#### Given exercise:
Copy the full set of lines exactly as given.

[Rows from a dataset]
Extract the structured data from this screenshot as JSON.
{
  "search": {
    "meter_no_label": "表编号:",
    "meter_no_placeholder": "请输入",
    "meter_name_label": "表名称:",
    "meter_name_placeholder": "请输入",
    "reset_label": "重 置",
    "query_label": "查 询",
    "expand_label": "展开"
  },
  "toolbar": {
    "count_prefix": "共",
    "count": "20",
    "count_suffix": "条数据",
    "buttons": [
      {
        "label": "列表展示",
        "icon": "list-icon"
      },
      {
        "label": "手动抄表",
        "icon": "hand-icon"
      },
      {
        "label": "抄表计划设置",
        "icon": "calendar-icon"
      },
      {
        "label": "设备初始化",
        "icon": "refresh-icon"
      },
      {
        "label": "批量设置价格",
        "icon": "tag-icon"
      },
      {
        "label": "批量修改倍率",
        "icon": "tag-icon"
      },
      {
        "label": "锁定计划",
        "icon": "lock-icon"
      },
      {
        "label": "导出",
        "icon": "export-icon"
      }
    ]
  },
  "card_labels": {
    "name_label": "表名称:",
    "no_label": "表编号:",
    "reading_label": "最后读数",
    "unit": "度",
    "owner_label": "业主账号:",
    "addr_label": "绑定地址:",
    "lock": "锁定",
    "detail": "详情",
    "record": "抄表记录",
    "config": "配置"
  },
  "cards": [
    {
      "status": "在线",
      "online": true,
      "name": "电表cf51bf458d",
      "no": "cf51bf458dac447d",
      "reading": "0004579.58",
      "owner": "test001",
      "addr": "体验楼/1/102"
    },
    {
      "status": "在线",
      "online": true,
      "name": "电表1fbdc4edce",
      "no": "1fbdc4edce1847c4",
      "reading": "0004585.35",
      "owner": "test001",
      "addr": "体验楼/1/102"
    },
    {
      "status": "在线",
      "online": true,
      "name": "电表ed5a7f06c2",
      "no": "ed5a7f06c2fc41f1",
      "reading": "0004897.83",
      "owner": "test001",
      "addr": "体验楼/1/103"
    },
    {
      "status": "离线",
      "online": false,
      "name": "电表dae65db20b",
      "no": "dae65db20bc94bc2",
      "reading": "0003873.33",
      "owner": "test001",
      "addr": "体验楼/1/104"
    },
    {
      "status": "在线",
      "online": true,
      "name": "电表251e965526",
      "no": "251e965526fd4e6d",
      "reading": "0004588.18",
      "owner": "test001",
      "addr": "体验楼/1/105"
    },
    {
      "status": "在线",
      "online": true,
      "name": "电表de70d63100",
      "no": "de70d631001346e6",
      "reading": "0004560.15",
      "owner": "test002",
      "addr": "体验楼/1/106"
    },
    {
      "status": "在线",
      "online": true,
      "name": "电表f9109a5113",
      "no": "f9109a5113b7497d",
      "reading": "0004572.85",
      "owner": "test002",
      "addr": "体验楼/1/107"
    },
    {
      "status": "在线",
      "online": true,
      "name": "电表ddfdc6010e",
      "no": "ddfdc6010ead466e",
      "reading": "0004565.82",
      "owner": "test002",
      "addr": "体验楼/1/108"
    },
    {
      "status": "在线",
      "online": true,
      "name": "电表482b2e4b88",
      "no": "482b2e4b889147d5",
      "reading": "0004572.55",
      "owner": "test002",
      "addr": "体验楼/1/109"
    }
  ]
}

#### The response:
Extract the structured data from this screenshot as JSON.
{
  "search": {
    "meter_no_label": "表编号:",
    "meter_no_placeholder": "请输入",
    "meter_name_label": "表名称:",
    "meter_name_placeholder": "请输入",
    "reset_label": "重 置",
    "query_label": "查 询",
    "expand_label": "展开"
  },
  "toolbar": {
    "count_prefix": "共",
    "count": "20",
    "count_suffix": "条数据",
    "buttons": [
      {
        "label": "列表展示",
        "icon": "list-icon"
      },
      {
        "label": "手动抄表",
        "icon": "hand-icon"
      },
      {
        "label": "抄表计划设置",
        "icon": "calendar-icon"
      },
      {
        "label": "设备初始化",
        "icon": "refresh-icon"
      },
      {
        "label": "批量设置价格",
        "icon": "tag-icon"
      },
      {
        "label": "批量修改倍率",
        "icon": "tag-icon"
      },
      {
        "label": "锁定计划",
        "icon": "lock-icon"
      },
      {
        "label": "导出",
        "icon": "export-icon"
      }
    ]
  },
  "card_labels": {
    "name_label": "表名称:",
    "no_label": "表编号:",
    "reading_label": "最后读数",
    "unit": "度",
    "owner_label": "业主账号:",
    "addr_label": "绑定地址:",
    "lock": "锁定",
    "detail": "详情",
    "record": "抄表记录",
    "config": "配置"
  },
  "cards": [
    {
      "status": "在线",
      "online": true,
      "name": "电表cf51bf458d",
      "no": "cf51bf458dac447d",
      "reading": "0004579.58",
      "owner": "test001",
      "addr": "体验楼/1/102"
    },
    {
      "status": "在线",
      "online": true,
      "name": "电表1fbdc4edce",
      "no": "1fbdc4edce1847c4",
      "reading": "0004585.35",
      "owner": "test001",
      "addr": "体验楼/1/102"
    },
    {
      "status": "在线",
      "online": true,
      "name": "电表ed5a7f06c2",
      "no": "ed5a7f06c2fc41f1",
      "reading": "0004897.83",
      "owner": "test001",
      "addr": "体验楼/1/103"
    },
    {
      "status": "离线",
      "online": false,
      "name": "电表dae65db20b",
      "no": "dae65db20bc94bc2",
      "reading": "0003873.33",
      "owner": "test001",
      "addr": "体验楼/1/104"
    },
    {
      "status": "在线",
      "online": true,
      "name": "电表251e965526",
      "no": "251e965526fd4e6d",
      "reading": "0004588.18",
      "owner": "test001",
      "addr": "体验楼/1/105"
    },
    {
      "status": "在线",
      "online": true,
      "name": "电表de70d63100",
      "no": "de70d631001346e6",
      "reading": "0004560.15",
      "owner": "test002",
      "addr": "体验楼/1/106"
    },
    {
      "status": "在线",
      "online": true,
      "name": "电表f9109a5113",
      "no": "f9109a5113b7497d",
      "reading": "0004572.85",
      "owner": "test002",
      "addr": "体验楼/1/107"
    },
    {
      "status": "在线",
      "online": true,
      "name": "电表ddfdc6010e",
      "no": "ddfdc6010ead466e",
      "reading": "0004565.82",
      "owner": "test002",
      "addr": "体验楼/1/108"
    },
    {
      "status": "在线",
      "online": true,
      "name": "电表482b2e4b88",
      "no": "482b2e4b889147d5",
      "reading": "0004572.55",
      "owner": "test002",
      "addr": "体验楼/1/109"
    }
  ]
}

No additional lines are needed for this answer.